WORK TO BE COMPLETED
Reading down the listing below, count the lines where the word "clock" shows up, then give only that count.

☆ ☆ ☆ ☆ ☆

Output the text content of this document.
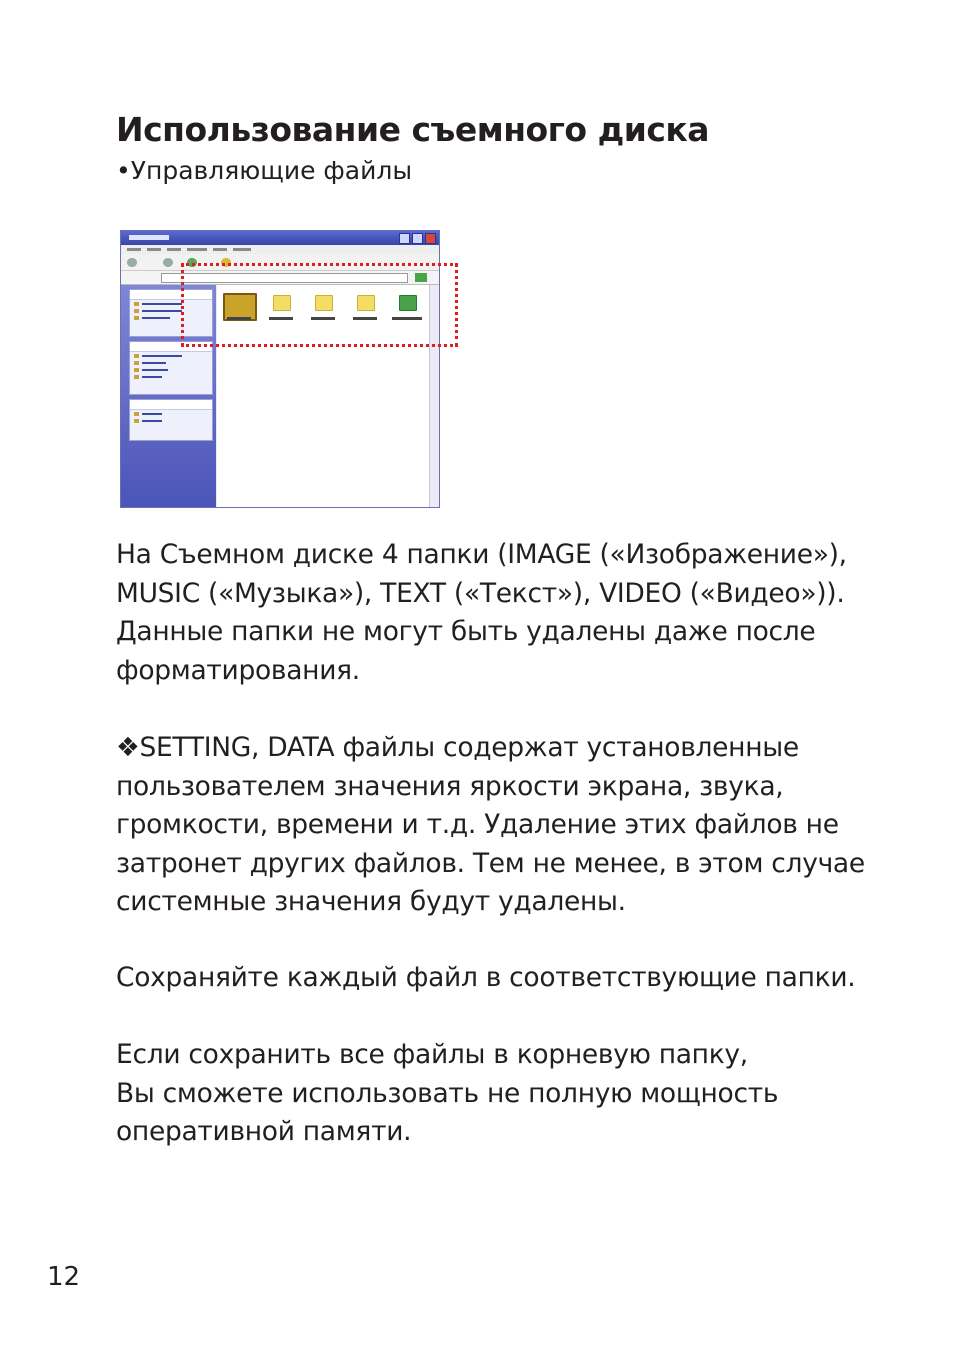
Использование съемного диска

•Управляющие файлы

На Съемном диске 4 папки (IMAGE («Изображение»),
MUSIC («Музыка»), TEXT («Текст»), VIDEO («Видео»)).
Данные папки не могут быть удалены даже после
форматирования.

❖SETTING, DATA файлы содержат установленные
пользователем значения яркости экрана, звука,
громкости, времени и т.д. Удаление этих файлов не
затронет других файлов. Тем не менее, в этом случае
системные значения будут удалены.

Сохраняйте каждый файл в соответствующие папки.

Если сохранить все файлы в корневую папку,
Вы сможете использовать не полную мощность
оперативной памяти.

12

☆ ☆ ☆ ☆ ☆

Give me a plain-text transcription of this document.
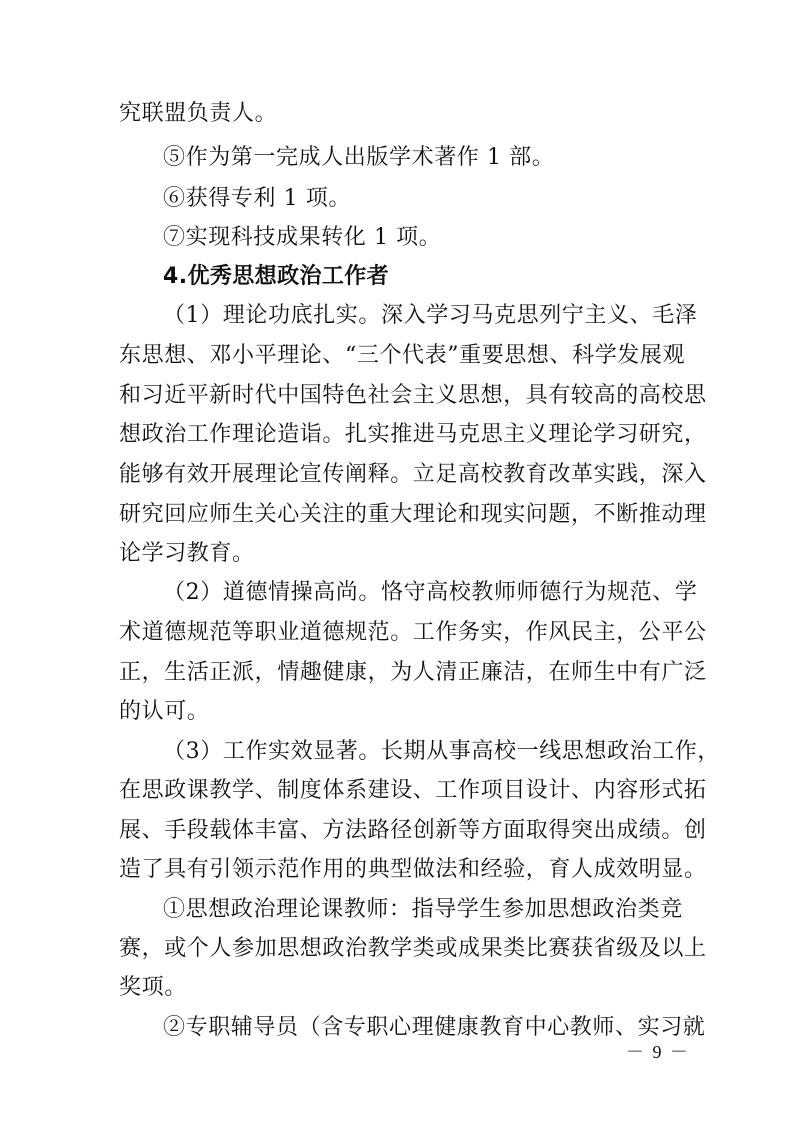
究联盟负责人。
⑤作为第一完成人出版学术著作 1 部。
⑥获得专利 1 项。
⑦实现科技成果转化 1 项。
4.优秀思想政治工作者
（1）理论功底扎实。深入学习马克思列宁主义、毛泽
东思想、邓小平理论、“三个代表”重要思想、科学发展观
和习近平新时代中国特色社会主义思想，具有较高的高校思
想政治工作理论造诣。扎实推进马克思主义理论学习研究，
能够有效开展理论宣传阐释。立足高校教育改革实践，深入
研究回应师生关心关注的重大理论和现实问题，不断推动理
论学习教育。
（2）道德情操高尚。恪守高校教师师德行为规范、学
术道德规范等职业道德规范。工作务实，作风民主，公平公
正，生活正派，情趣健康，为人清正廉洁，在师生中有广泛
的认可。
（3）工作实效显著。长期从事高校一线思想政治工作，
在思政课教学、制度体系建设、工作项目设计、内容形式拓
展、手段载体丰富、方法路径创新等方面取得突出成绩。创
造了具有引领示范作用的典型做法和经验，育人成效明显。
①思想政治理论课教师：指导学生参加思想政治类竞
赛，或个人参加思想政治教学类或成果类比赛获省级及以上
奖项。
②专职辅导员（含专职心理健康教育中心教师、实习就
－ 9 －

☆ ☆ ☆ ☆ ☆

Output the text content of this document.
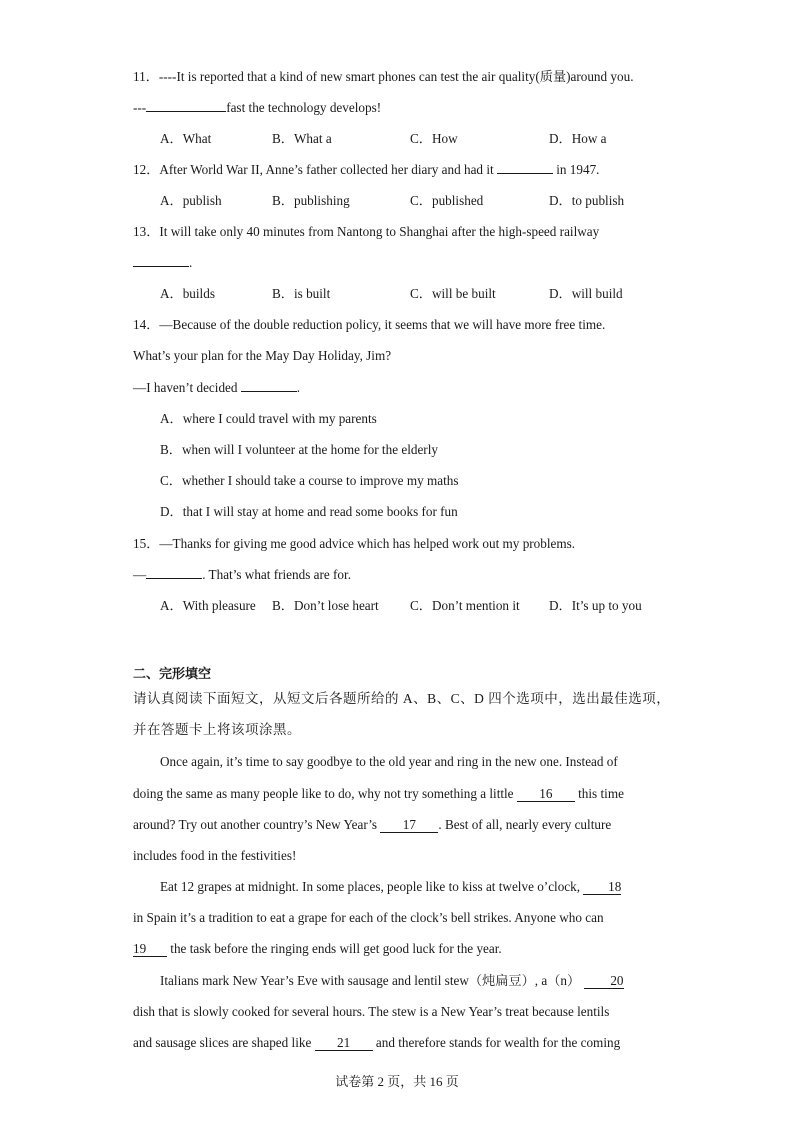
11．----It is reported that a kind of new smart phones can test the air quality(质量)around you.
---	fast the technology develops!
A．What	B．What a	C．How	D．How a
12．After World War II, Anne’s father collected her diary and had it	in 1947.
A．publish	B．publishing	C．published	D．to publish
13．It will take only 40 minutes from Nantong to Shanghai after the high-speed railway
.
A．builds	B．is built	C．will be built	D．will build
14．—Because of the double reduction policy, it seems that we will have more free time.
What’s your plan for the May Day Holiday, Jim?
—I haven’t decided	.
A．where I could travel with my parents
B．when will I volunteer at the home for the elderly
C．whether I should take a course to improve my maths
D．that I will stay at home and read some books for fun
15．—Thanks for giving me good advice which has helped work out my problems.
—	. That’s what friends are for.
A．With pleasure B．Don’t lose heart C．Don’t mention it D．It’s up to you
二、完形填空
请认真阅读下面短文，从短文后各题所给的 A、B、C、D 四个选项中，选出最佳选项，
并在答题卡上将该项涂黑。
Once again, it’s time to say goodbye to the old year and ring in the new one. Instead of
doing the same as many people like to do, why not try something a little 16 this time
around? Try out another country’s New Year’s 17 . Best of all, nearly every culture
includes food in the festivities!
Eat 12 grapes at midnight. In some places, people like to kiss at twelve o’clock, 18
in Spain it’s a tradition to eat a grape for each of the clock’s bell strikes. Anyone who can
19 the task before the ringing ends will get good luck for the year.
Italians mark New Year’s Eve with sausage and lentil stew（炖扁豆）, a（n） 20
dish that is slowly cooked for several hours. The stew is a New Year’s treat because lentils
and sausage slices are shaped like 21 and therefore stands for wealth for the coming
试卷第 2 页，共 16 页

☆ ☆ ☆ ☆ ☆

OUTPUT OF THE EXERCISE
2